**Extracted data entries**:
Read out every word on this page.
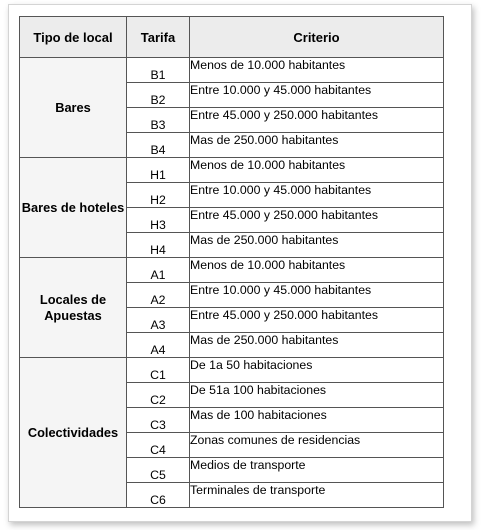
Tipo de local	Tarifa	Criterio
Bares	B1	Menos de 10.000 habitantes
	B2	Entre 10.000 y 45.000 habitantes
	B3	Entre 45.000 y 250.000 habitantes
	B4	Mas de 250.000 habitantes
Bares de hoteles	H1	Menos de 10.000 habitantes
	H2	Entre 10.000 y 45.000 habitantes
	H3	Entre 45.000 y 250.000 habitantes
	H4	Mas de 250.000 habitantes
Locales de Apuestas	A1	Menos de 10.000 habitantes
	A2	Entre 10.000 y 45.000 habitantes
	A3	Entre 45.000 y 250.000 habitantes
	A4	Mas de 250.000 habitantes
Colectividades	C1	De 1a 50 habitaciones
	C2	De 51a 100 habitaciones
	C3	Mas de 100 habitaciones
	C4	Zonas comunes de residencias
	C5	Medios de transporte
	C6	Terminales de transporte
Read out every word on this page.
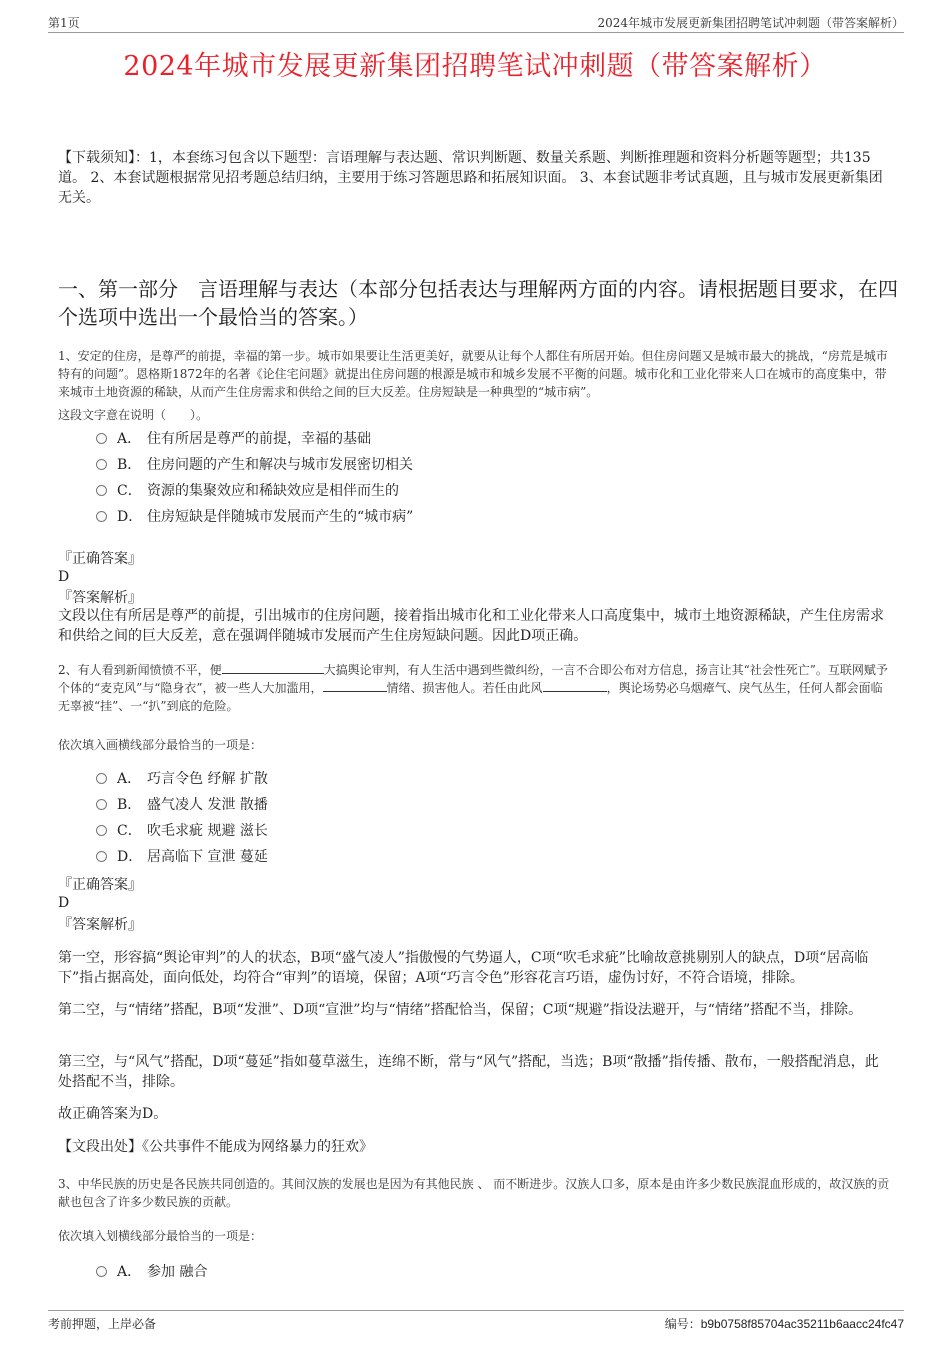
第1页	2024年城市发展更新集团招聘笔试冲刺题（带答案解析）
2024年城市发展更新集团招聘笔试冲刺题（带答案解析）
【下载须知】：1，本套练习包含以下题型：言语理解与表达题、常识判断题、数量关系题、判断推理题和资料分析题等题型；共135道。 2、本套试题根据常见招考题总结归纳，主要用于练习答题思路和拓展知识面。 3、本套试题非考试真题，且与城市发展更新集团无关。
一、第一部分　言语理解与表达（本部分包括表达与理解两方面的内容。请根据题目要求，在四个选项中选出一个最恰当的答案。）
1、安定的住房，是尊严的前提，幸福的第一步。城市如果要让生活更美好，就要从让每个人都住有所居开始。但住房问题又是城市最大的挑战，“房荒是城市特有的问题”。恩格斯1872年的名著《论住宅问题》就提出住房问题的根源是城市和城乡发展不平衡的问题。城市化和工业化带来人口在城市的高度集中，带来城市土地资源的稀缺，从而产生住房需求和供给之间的巨大反差。住房短缺是一种典型的“城市病”。
这段文字意在说明（　　）。
A． 住有所居是尊严的前提，幸福的基础
B． 住房问题的产生和解决与城市发展密切相关
C． 资源的集聚效应和稀缺效应是相伴而生的
D． 住房短缺是伴随城市发展而产生的“城市病”
『正确答案』
D
『答案解析』
文段以住有所居是尊严的前提，引出城市的住房问题，接着指出城市化和工业化带来人口高度集中，城市土地资源稀缺，产生住房需求和供给之间的巨大反差，意在强调伴随城市发展而产生住房短缺问题。因此D项正确。
2、有人看到新闻愤愤不平，便	大搞舆论审判，有人生活中遇到些微纠纷，一言不合即公布对方信息，扬言让其“社会性死亡”。互联网赋予个体的“麦克风”与“隐身衣”，被一些人大加滥用，	情绪、损害他人。若任由此风	，舆论场势必乌烟瘴气、戾气丛生，任何人都会面临无辜被“挂”、一“扒”到底的危险。
依次填入画横线部分最恰当的一项是：
A． 巧言令色 纾解 扩散
B． 盛气凌人 发泄 散播
C． 吹毛求疵 规避 滋长
D． 居高临下 宣泄 蔓延
『正确答案』
D
『答案解析』
第一空，形容搞“舆论审判”的人的状态，B项“盛气凌人”指傲慢的气势逼人，C项“吹毛求疵”比喻故意挑剔别人的缺点，D项“居高临下”指占据高处，面向低处，均符合“审判”的语境，保留；A项“巧言令色”形容花言巧语，虚伪讨好，不符合语境，排除。
第二空，与“情绪”搭配，B项“发泄”、D项“宣泄”均与“情绪”搭配恰当，保留；C项“规避”指设法避开，与“情绪”搭配不当，排除。
第三空，与“风气”搭配，D项“蔓延”指如蔓草滋生，连绵不断，常与“风气”搭配，当选；B项“散播”指传播、散布，一般搭配消息，此处搭配不当，排除。
故正确答案为D。
【文段出处】《公共事件不能成为网络暴力的狂欢》
3、中华民族的历史是各民族共同创造的。其间汉族的发展也是因为有其他民族 、 而不断进步。汉族人口多，原本是由许多少数民族混血形成的，故汉族的贡献也包含了许多少数民族的贡献。
依次填入划横线部分最恰当的一项是：
A． 参加 融合
考前押题，上岸必备	编号：b9b0758f85704ac35211b6aacc24fc47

**Goal**:
In your copy, repeat each record exactly and include no pictures.

**Answer for this exercise**:
Read out every word on this page.
Tipo de local	Tarifa	Criterio
Bares	B1	Menos de 10.000 habitantes
	B2	Entre 10.000 y 45.000 habitantes
	B3	Entre 45.000 y 250.000 habitantes
	B4	Mas de 250.000 habitantes
Bares de hoteles	H1	Menos de 10.000 habitantes
	H2	Entre 10.000 y 45.000 habitantes
	H3	Entre 45.000 y 250.000 habitantes
	H4	Mas de 250.000 habitantes
Locales de Apuestas	A1	Menos de 10.000 habitantes
	A2	Entre 10.000 y 45.000 habitantes
	A3	Entre 45.000 y 250.000 habitantes
	A4	Mas de 250.000 habitantes
Colectividades	C1	De 1a 50 habitaciones
	C2	De 51a 100 habitaciones
	C3	Mas de 100 habitaciones
	C4	Zonas comunes de residencias
	C5	Medios de transporte
	C6	Terminales de transporte
Read out every word on this page.
第1页	2024年城市发展更新集团招聘笔试冲刺题（带答案解析）
2024年城市发展更新集团招聘笔试冲刺题（带答案解析）
【下载须知】：1，本套练习包含以下题型：言语理解与表达题、常识判断题、数量关系题、判断推理题和资料分析题等题型；共135道。 2、本套试题根据常见招考题总结归纳，主要用于练习答题思路和拓展知识面。 3、本套试题非考试真题，且与城市发展更新集团无关。
一、第一部分　言语理解与表达（本部分包括表达与理解两方面的内容。请根据题目要求，在四个选项中选出一个最恰当的答案。）
1、安定的住房，是尊严的前提，幸福的第一步。城市如果要让生活更美好，就要从让每个人都住有所居开始。但住房问题又是城市最大的挑战，“房荒是城市特有的问题”。恩格斯1872年的名著《论住宅问题》就提出住房问题的根源是城市和城乡发展不平衡的问题。城市化和工业化带来人口在城市的高度集中，带来城市土地资源的稀缺，从而产生住房需求和供给之间的巨大反差。住房短缺是一种典型的“城市病”。
这段文字意在说明（　　）。
A． 住有所居是尊严的前提，幸福的基础
B． 住房问题的产生和解决与城市发展密切相关
C． 资源的集聚效应和稀缺效应是相伴而生的
D． 住房短缺是伴随城市发展而产生的“城市病”
『正确答案』
D
『答案解析』
文段以住有所居是尊严的前提，引出城市的住房问题，接着指出城市化和工业化带来人口高度集中，城市土地资源稀缺，产生住房需求和供给之间的巨大反差，意在强调伴随城市发展而产生住房短缺问题。因此D项正确。
2、有人看到新闻愤愤不平，便	大搞舆论审判，有人生活中遇到些微纠纷，一言不合即公布对方信息，扬言让其“社会性死亡”。互联网赋予个体的“麦克风”与“隐身衣”，被一些人大加滥用，	情绪、损害他人。若任由此风	，舆论场势必乌烟瘴气、戾气丛生，任何人都会面临无辜被“挂”、一“扒”到底的危险。
依次填入画横线部分最恰当的一项是：
A． 巧言令色 纾解 扩散
B． 盛气凌人 发泄 散播
C． 吹毛求疵 规避 滋长
D． 居高临下 宣泄 蔓延
『正确答案』
D
『答案解析』
第一空，形容搞“舆论审判”的人的状态，B项“盛气凌人”指傲慢的气势逼人，C项“吹毛求疵”比喻故意挑剔别人的缺点，D项“居高临下”指占据高处，面向低处，均符合“审判”的语境，保留；A项“巧言令色”形容花言巧语，虚伪讨好，不符合语境，排除。
第二空，与“情绪”搭配，B项“发泄”、D项“宣泄”均与“情绪”搭配恰当，保留；C项“规避”指设法避开，与“情绪”搭配不当，排除。
第三空，与“风气”搭配，D项“蔓延”指如蔓草滋生，连绵不断，常与“风气”搭配，当选；B项“散播”指传播、散布，一般搭配消息，此处搭配不当，排除。
故正确答案为D。
【文段出处】《公共事件不能成为网络暴力的狂欢》
3、中华民族的历史是各民族共同创造的。其间汉族的发展也是因为有其他民族 、 而不断进步。汉族人口多，原本是由许多少数民族混血形成的，故汉族的贡献也包含了许多少数民族的贡献。
依次填入划横线部分最恰当的一项是：
A． 参加 融合
考前押题，上岸必备	编号：b9b0758f85704ac35211b6aacc24fc47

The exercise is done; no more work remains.